>> begin

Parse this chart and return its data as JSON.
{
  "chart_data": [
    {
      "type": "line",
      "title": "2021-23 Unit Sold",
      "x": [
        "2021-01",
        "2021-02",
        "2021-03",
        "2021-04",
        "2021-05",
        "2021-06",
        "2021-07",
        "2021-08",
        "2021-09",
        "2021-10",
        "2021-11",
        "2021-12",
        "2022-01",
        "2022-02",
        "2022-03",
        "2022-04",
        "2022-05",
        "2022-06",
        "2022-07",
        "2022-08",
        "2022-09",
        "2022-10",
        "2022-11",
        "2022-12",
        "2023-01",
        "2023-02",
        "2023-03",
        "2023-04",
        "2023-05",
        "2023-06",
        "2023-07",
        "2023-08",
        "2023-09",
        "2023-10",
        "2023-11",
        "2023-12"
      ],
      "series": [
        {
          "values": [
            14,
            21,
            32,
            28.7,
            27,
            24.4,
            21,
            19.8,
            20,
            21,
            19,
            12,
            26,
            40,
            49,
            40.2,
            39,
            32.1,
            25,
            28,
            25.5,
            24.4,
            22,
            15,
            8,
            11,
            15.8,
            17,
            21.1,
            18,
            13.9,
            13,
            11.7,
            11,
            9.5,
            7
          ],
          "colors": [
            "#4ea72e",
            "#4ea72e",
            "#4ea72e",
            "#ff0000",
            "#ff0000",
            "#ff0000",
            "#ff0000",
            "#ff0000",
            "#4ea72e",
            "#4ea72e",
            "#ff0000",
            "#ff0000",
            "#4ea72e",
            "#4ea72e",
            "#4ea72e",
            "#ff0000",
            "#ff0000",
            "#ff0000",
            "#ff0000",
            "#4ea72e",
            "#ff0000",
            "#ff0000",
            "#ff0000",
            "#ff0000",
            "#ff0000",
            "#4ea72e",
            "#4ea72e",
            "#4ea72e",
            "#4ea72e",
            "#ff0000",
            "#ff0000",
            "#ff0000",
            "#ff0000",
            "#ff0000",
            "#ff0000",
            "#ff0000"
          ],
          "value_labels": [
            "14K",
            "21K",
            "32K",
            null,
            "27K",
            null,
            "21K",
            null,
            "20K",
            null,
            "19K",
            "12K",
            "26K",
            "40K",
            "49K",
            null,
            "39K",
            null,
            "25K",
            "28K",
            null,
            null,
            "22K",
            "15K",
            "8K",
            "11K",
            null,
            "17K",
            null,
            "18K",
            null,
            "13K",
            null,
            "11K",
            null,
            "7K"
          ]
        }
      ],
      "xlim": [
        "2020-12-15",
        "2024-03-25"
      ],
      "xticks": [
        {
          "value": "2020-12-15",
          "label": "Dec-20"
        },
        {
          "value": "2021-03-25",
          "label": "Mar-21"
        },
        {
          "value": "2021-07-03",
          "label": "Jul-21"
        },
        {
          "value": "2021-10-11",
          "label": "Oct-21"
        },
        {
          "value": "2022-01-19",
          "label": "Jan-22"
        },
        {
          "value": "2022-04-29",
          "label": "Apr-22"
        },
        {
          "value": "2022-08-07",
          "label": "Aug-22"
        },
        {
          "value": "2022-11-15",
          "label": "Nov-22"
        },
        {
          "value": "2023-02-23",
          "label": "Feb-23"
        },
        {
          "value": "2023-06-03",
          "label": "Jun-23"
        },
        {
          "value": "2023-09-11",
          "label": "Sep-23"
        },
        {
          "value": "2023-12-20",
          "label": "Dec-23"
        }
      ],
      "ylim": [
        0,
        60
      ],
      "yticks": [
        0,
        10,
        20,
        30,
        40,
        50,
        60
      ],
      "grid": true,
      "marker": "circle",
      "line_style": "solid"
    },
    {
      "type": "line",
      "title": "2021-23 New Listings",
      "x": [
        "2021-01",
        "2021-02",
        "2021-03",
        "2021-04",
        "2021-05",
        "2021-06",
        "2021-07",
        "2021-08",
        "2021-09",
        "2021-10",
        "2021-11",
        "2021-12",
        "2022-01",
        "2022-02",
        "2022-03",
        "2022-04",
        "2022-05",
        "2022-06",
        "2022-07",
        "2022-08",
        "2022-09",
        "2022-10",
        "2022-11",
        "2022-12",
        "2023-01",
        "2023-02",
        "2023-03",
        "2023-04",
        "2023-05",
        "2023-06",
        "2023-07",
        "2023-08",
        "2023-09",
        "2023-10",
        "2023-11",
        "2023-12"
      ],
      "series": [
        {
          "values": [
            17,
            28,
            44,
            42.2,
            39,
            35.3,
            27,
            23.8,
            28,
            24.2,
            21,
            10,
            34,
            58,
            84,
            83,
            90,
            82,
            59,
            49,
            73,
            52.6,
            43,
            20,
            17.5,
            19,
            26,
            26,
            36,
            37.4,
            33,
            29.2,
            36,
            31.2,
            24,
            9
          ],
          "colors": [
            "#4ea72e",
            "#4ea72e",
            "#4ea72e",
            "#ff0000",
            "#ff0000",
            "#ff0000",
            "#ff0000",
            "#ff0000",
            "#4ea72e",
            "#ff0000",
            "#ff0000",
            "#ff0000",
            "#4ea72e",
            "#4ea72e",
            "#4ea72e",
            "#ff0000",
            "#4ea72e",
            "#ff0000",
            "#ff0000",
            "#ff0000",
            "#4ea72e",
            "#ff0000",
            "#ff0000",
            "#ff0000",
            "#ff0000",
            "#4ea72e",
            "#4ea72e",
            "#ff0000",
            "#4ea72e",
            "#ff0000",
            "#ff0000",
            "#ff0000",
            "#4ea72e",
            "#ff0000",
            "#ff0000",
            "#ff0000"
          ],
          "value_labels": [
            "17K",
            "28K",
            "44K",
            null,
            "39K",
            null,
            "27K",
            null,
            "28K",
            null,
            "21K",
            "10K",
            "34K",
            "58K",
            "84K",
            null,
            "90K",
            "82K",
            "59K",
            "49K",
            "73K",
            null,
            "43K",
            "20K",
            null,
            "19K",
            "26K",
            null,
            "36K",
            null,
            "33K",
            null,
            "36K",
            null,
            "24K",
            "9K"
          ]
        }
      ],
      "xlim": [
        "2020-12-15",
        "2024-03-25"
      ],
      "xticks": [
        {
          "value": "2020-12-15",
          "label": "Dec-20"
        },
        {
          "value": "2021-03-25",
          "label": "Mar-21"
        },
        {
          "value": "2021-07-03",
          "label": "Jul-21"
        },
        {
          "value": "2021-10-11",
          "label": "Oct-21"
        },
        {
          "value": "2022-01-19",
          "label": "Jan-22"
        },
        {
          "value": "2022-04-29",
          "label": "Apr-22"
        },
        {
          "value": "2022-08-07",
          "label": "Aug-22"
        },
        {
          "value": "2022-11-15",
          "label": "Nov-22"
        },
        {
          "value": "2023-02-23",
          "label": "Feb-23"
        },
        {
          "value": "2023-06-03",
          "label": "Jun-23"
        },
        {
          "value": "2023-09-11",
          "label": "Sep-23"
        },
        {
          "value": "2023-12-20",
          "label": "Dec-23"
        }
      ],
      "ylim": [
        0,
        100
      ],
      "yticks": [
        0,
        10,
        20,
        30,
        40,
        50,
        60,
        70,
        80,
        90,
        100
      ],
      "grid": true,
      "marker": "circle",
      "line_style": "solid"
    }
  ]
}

>> end

» CHALLENGE: The records above must be output exactly, in full.

» SOLUTION TO THE PROBLEM:
Parse this chart and return its data as JSON.
{
  "chart_data": [
    {
      "type": "line",
      "title": "2021-23 Unit Sold",
      "x": [
        "2021-01",
        "2021-02",
        "2021-03",
        "2021-04",
        "2021-05",
        "2021-06",
        "2021-07",
        "2021-08",
        "2021-09",
        "2021-10",
        "2021-11",
        "2021-12",
        "2022-01",
        "2022-02",
        "2022-03",
        "2022-04",
        "2022-05",
        "2022-06",
        "2022-07",
        "2022-08",
        "2022-09",
        "2022-10",
        "2022-11",
        "2022-12",
        "2023-01",
        "2023-02",
        "2023-03",
        "2023-04",
        "2023-05",
        "2023-06",
        "2023-07",
        "2023-08",
        "2023-09",
        "2023-10",
        "2023-11",
        "2023-12"
      ],
      "series": [
        {
          "values": [
            14,
            21,
            32,
            28.7,
            27,
            24.4,
            21,
            19.8,
            20,
            21,
            19,
            12,
            26,
            40,
            49,
            40.2,
            39,
            32.1,
            25,
            28,
            25.5,
            24.4,
            22,
            15,
            8,
            11,
            15.8,
            17,
            21.1,
            18,
            13.9,
            13,
            11.7,
            11,
            9.5,
            7
          ],
          "colors": [
            "#4ea72e",
            "#4ea72e",
            "#4ea72e",
            "#ff0000",
            "#ff0000",
            "#ff0000",
            "#ff0000",
            "#ff0000",
            "#4ea72e",
            "#4ea72e",
            "#ff0000",
            "#ff0000",
            "#4ea72e",
            "#4ea72e",
            "#4ea72e",
            "#ff0000",
            "#ff0000",
            "#ff0000",
            "#ff0000",
            "#4ea72e",
            "#ff0000",
            "#ff0000",
            "#ff0000",
            "#ff0000",
            "#ff0000",
            "#4ea72e",
            "#4ea72e",
            "#4ea72e",
            "#4ea72e",
            "#ff0000",
            "#ff0000",
            "#ff0000",
            "#ff0000",
            "#ff0000",
            "#ff0000",
            "#ff0000"
          ],
          "value_labels": [
            "14K",
            "21K",
            "32K",
            null,
            "27K",
            null,
            "21K",
            null,
            "20K",
            null,
            "19K",
            "12K",
            "26K",
            "40K",
            "49K",
            null,
            "39K",
            null,
            "25K",
            "28K",
            null,
            null,
            "22K",
            "15K",
            "8K",
            "11K",
            null,
            "17K",
            null,
            "18K",
            null,
            "13K",
            null,
            "11K",
            null,
            "7K"
          ]
        }
      ],
      "xlim": [
        "2020-12-15",
        "2024-03-25"
      ],
      "xticks": [
        {
          "value": "2020-12-15",
          "label": "Dec-20"
        },
        {
          "value": "2021-03-25",
          "label": "Mar-21"
        },
        {
          "value": "2021-07-03",
          "label": "Jul-21"
        },
        {
          "value": "2021-10-11",
          "label": "Oct-21"
        },
        {
          "value": "2022-01-19",
          "label": "Jan-22"
        },
        {
          "value": "2022-04-29",
          "label": "Apr-22"
        },
        {
          "value": "2022-08-07",
          "label": "Aug-22"
        },
        {
          "value": "2022-11-15",
          "label": "Nov-22"
        },
        {
          "value": "2023-02-23",
          "label": "Feb-23"
        },
        {
          "value": "2023-06-03",
          "label": "Jun-23"
        },
        {
          "value": "2023-09-11",
          "label": "Sep-23"
        },
        {
          "value": "2023-12-20",
          "label": "Dec-23"
        }
      ],
      "ylim": [
        0,
        60
      ],
      "yticks": [
        0,
        10,
        20,
        30,
        40,
        50,
        60
      ],
      "grid": true,
      "marker": "circle",
      "line_style": "solid"
    },
    {
      "type": "line",
      "title": "2021-23 New Listings",
      "x": [
        "2021-01",
        "2021-02",
        "2021-03",
        "2021-04",
        "2021-05",
        "2021-06",
        "2021-07",
        "2021-08",
        "2021-09",
        "2021-10",
        "2021-11",
        "2021-12",
        "2022-01",
        "2022-02",
        "2022-03",
        "2022-04",
        "2022-05",
        "2022-06",
        "2022-07",
        "2022-08",
        "2022-09",
        "2022-10",
        "2022-11",
        "2022-12",
        "2023-01",
        "2023-02",
        "2023-03",
        "2023-04",
        "2023-05",
        "2023-06",
        "2023-07",
        "2023-08",
        "2023-09",
        "2023-10",
        "2023-11",
        "2023-12"
      ],
      "series": [
        {
          "values": [
            17,
            28,
            44,
            42.2,
            39,
            35.3,
            27,
            23.8,
            28,
            24.2,
            21,
            10,
            34,
            58,
            84,
            83,
            90,
            82,
            59,
            49,
            73,
            52.6,
            43,
            20,
            17.5,
            19,
            26,
            26,
            36,
            37.4,
            33,
            29.2,
            36,
            31.2,
            24,
            9
          ],
          "colors": [
            "#4ea72e",
            "#4ea72e",
            "#4ea72e",
            "#ff0000",
            "#ff0000",
            "#ff0000",
            "#ff0000",
            "#ff0000",
            "#4ea72e",
            "#ff0000",
            "#ff0000",
            "#ff0000",
            "#4ea72e",
            "#4ea72e",
            "#4ea72e",
            "#ff0000",
            "#4ea72e",
            "#ff0000",
            "#ff0000",
            "#ff0000",
            "#4ea72e",
            "#ff0000",
            "#ff0000",
            "#ff0000",
            "#ff0000",
            "#4ea72e",
            "#4ea72e",
            "#ff0000",
            "#4ea72e",
            "#ff0000",
            "#ff0000",
            "#ff0000",
            "#4ea72e",
            "#ff0000",
            "#ff0000",
            "#ff0000"
          ],
          "value_labels": [
            "17K",
            "28K",
            "44K",
            null,
            "39K",
            null,
            "27K",
            null,
            "28K",
            null,
            "21K",
            "10K",
            "34K",
            "58K",
            "84K",
            null,
            "90K",
            "82K",
            "59K",
            "49K",
            "73K",
            null,
            "43K",
            "20K",
            null,
            "19K",
            "26K",
            null,
            "36K",
            null,
            "33K",
            null,
            "36K",
            null,
            "24K",
            "9K"
          ]
        }
      ],
      "xlim": [
        "2020-12-15",
        "2024-03-25"
      ],
      "xticks": [
        {
          "value": "2020-12-15",
          "label": "Dec-20"
        },
        {
          "value": "2021-03-25",
          "label": "Mar-21"
        },
        {
          "value": "2021-07-03",
          "label": "Jul-21"
        },
        {
          "value": "2021-10-11",
          "label": "Oct-21"
        },
        {
          "value": "2022-01-19",
          "label": "Jan-22"
        },
        {
          "value": "2022-04-29",
          "label": "Apr-22"
        },
        {
          "value": "2022-08-07",
          "label": "Aug-22"
        },
        {
          "value": "2022-11-15",
          "label": "Nov-22"
        },
        {
          "value": "2023-02-23",
          "label": "Feb-23"
        },
        {
          "value": "2023-06-03",
          "label": "Jun-23"
        },
        {
          "value": "2023-09-11",
          "label": "Sep-23"
        },
        {
          "value": "2023-12-20",
          "label": "Dec-23"
        }
      ],
      "ylim": [
        0,
        100
      ],
      "yticks": [
        0,
        10,
        20,
        30,
        40,
        50,
        60,
        70,
        80,
        90,
        100
      ],
      "grid": true,
      "marker": "circle",
      "line_style": "solid"
    }
  ]
}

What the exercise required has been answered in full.